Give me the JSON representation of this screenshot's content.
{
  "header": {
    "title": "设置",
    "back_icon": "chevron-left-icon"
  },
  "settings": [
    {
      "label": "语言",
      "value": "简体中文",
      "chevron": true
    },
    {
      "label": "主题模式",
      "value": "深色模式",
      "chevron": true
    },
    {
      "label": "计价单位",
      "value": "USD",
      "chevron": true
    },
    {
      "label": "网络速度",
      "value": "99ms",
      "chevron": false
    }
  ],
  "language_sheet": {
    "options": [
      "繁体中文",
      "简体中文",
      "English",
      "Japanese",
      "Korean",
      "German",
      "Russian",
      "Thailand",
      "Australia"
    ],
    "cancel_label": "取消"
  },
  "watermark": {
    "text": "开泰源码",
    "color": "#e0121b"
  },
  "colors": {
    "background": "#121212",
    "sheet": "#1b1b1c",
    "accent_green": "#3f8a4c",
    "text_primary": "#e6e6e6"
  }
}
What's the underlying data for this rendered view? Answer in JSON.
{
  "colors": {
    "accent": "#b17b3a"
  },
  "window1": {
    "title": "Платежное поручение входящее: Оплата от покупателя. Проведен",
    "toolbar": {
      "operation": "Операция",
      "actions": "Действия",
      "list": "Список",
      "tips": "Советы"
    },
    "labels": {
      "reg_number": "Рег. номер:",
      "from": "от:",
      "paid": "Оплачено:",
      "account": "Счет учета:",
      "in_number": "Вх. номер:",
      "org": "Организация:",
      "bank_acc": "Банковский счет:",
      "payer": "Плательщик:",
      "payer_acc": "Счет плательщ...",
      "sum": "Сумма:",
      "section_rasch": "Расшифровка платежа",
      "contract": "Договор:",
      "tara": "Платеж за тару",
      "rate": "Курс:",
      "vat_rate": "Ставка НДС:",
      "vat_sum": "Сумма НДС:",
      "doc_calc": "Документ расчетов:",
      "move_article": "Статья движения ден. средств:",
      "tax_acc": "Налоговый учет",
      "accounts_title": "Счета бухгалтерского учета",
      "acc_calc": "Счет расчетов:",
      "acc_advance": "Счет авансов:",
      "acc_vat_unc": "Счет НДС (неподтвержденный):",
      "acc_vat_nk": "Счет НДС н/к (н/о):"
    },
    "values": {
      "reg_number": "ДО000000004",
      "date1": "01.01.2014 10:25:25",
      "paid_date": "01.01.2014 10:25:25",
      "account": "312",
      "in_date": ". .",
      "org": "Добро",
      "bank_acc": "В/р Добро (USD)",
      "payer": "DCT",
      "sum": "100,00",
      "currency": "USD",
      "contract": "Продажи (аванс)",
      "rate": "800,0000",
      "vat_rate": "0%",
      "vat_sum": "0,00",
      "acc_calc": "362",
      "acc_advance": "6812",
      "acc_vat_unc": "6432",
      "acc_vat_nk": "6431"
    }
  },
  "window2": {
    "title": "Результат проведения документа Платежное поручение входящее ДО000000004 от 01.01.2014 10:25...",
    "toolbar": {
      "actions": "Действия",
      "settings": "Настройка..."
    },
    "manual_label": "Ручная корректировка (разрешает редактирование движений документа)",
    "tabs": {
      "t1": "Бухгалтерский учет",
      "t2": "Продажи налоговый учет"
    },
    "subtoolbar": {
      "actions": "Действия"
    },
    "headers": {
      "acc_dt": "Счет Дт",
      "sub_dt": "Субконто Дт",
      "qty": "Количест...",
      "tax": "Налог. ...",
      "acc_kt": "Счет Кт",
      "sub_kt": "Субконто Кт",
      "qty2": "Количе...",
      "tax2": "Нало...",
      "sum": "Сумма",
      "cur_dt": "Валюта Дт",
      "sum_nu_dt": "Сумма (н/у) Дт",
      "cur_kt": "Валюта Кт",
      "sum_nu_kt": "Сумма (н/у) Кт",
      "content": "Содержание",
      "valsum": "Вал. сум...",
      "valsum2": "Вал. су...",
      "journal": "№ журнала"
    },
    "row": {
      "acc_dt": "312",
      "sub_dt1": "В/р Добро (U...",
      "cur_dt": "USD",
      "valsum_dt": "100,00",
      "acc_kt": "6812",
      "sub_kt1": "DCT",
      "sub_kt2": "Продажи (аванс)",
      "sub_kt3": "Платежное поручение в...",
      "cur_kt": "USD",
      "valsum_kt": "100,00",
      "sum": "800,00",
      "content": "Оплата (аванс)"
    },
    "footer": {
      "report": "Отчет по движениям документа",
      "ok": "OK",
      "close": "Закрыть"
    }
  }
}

----

- **Prompt**:
Retype all of the material, keeping each line exact.

- **Output of the exercise**:
Give me the JSON representation of this screenshot's content.
{
  "header": {
    "title": "设置",
    "back_icon": "chevron-left-icon"
  },
  "settings": [
    {
      "label": "语言",
      "value": "简体中文",
      "chevron": true
    },
    {
      "label": "主题模式",
      "value": "深色模式",
      "chevron": true
    },
    {
      "label": "计价单位",
      "value": "USD",
      "chevron": true
    },
    {
      "label": "网络速度",
      "value": "99ms",
      "chevron": false
    }
  ],
  "language_sheet": {
    "options": [
      "繁体中文",
      "简体中文",
      "English",
      "Japanese",
      "Korean",
      "German",
      "Russian",
      "Thailand",
      "Australia"
    ],
    "cancel_label": "取消"
  },
  "watermark": {
    "text": "开泰源码",
    "color": "#e0121b"
  },
  "colors": {
    "background": "#121212",
    "sheet": "#1b1b1c",
    "accent_green": "#3f8a4c",
    "text_primary": "#e6e6e6"
  }
}
What's the underlying data for this rendered view? Answer in JSON.
{
  "colors": {
    "accent": "#b17b3a"
  },
  "window1": {
    "title": "Платежное поручение входящее: Оплата от покупателя. Проведен",
    "toolbar": {
      "operation": "Операция",
      "actions": "Действия",
      "list": "Список",
      "tips": "Советы"
    },
    "labels": {
      "reg_number": "Рег. номер:",
      "from": "от:",
      "paid": "Оплачено:",
      "account": "Счет учета:",
      "in_number": "Вх. номер:",
      "org": "Организация:",
      "bank_acc": "Банковский счет:",
      "payer": "Плательщик:",
      "payer_acc": "Счет плательщ...",
      "sum": "Сумма:",
      "section_rasch": "Расшифровка платежа",
      "contract": "Договор:",
      "tara": "Платеж за тару",
      "rate": "Курс:",
      "vat_rate": "Ставка НДС:",
      "vat_sum": "Сумма НДС:",
      "doc_calc": "Документ расчетов:",
      "move_article": "Статья движения ден. средств:",
      "tax_acc": "Налоговый учет",
      "accounts_title": "Счета бухгалтерского учета",
      "acc_calc": "Счет расчетов:",
      "acc_advance": "Счет авансов:",
      "acc_vat_unc": "Счет НДС (неподтвержденный):",
      "acc_vat_nk": "Счет НДС н/к (н/о):"
    },
    "values": {
      "reg_number": "ДО000000004",
      "date1": "01.01.2014 10:25:25",
      "paid_date": "01.01.2014 10:25:25",
      "account": "312",
      "in_date": ". .",
      "org": "Добро",
      "bank_acc": "В/р Добро (USD)",
      "payer": "DCT",
      "sum": "100,00",
      "currency": "USD",
      "contract": "Продажи (аванс)",
      "rate": "800,0000",
      "vat_rate": "0%",
      "vat_sum": "0,00",
      "acc_calc": "362",
      "acc_advance": "6812",
      "acc_vat_unc": "6432",
      "acc_vat_nk": "6431"
    }
  },
  "window2": {
    "title": "Результат проведения документа Платежное поручение входящее ДО000000004 от 01.01.2014 10:25...",
    "toolbar": {
      "actions": "Действия",
      "settings": "Настройка..."
    },
    "manual_label": "Ручная корректировка (разрешает редактирование движений документа)",
    "tabs": {
      "t1": "Бухгалтерский учет",
      "t2": "Продажи налоговый учет"
    },
    "subtoolbar": {
      "actions": "Действия"
    },
    "headers": {
      "acc_dt": "Счет Дт",
      "sub_dt": "Субконто Дт",
      "qty": "Количест...",
      "tax": "Налог. ...",
      "acc_kt": "Счет Кт",
      "sub_kt": "Субконто Кт",
      "qty2": "Количе...",
      "tax2": "Нало...",
      "sum": "Сумма",
      "cur_dt": "Валюта Дт",
      "sum_nu_dt": "Сумма (н/у) Дт",
      "cur_kt": "Валюта Кт",
      "sum_nu_kt": "Сумма (н/у) Кт",
      "content": "Содержание",
      "valsum": "Вал. сум...",
      "valsum2": "Вал. су...",
      "journal": "№ журнала"
    },
    "row": {
      "acc_dt": "312",
      "sub_dt1": "В/р Добро (U...",
      "cur_dt": "USD",
      "valsum_dt": "100,00",
      "acc_kt": "6812",
      "sub_kt1": "DCT",
      "sub_kt2": "Продажи (аванс)",
      "sub_kt3": "Платежное поручение в...",
      "cur_kt": "USD",
      "valsum_kt": "100,00",
      "sum": "800,00",
      "content": "Оплата (аванс)"
    },
    "footer": {
      "report": "Отчет по движениям документа",
      "ok": "OK",
      "close": "Закрыть"
    }
  }
}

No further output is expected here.